━━━━━ PROVIDED RECORDS ━━━━━

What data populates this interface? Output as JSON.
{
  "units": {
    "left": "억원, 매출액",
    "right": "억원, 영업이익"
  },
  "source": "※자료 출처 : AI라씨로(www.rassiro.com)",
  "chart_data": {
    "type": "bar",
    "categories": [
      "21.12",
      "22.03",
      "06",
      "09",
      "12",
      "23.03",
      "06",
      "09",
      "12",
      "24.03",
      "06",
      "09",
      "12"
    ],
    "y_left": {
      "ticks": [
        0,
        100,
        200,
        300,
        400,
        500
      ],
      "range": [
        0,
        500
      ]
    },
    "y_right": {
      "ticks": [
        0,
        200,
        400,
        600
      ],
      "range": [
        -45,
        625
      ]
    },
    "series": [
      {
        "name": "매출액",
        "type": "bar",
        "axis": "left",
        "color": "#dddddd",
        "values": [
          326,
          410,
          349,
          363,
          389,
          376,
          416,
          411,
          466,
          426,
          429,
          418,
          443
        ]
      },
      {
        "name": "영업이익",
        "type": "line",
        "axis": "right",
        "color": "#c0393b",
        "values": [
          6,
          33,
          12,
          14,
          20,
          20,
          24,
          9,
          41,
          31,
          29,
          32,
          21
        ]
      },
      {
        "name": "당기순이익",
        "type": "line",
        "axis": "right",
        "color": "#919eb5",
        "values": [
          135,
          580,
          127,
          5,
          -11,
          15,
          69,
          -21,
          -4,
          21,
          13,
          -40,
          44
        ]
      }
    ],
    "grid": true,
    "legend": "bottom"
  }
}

━━━━━

Return all of the entries word for word.

What data populates this interface? Output as JSON.
{
  "units": {
    "left": "억원, 매출액",
    "right": "억원, 영업이익"
  },
  "source": "※자료 출처 : AI라씨로(www.rassiro.com)",
  "chart_data": {
    "type": "bar",
    "categories": [
      "21.12",
      "22.03",
      "06",
      "09",
      "12",
      "23.03",
      "06",
      "09",
      "12",
      "24.03",
      "06",
      "09",
      "12"
    ],
    "y_left": {
      "ticks": [
        0,
        100,
        200,
        300,
        400,
        500
      ],
      "range": [
        0,
        500
      ]
    },
    "y_right": {
      "ticks": [
        0,
        200,
        400,
        600
      ],
      "range": [
        -45,
        625
      ]
    },
    "series": [
      {
        "name": "매출액",
        "type": "bar",
        "axis": "left",
        "color": "#dddddd",
        "values": [
          326,
          410,
          349,
          363,
          389,
          376,
          416,
          411,
          466,
          426,
          429,
          418,
          443
        ]
      },
      {
        "name": "영업이익",
        "type": "line",
        "axis": "right",
        "color": "#c0393b",
        "values": [
          6,
          33,
          12,
          14,
          20,
          20,
          24,
          9,
          41,
          31,
          29,
          32,
          21
        ]
      },
      {
        "name": "당기순이익",
        "type": "line",
        "axis": "right",
        "color": "#919eb5",
        "values": [
          135,
          580,
          127,
          5,
          -11,
          15,
          69,
          -21,
          -4,
          21,
          13,
          -40,
          44
        ]
      }
    ],
    "grid": true,
    "legend": "bottom"
  }
}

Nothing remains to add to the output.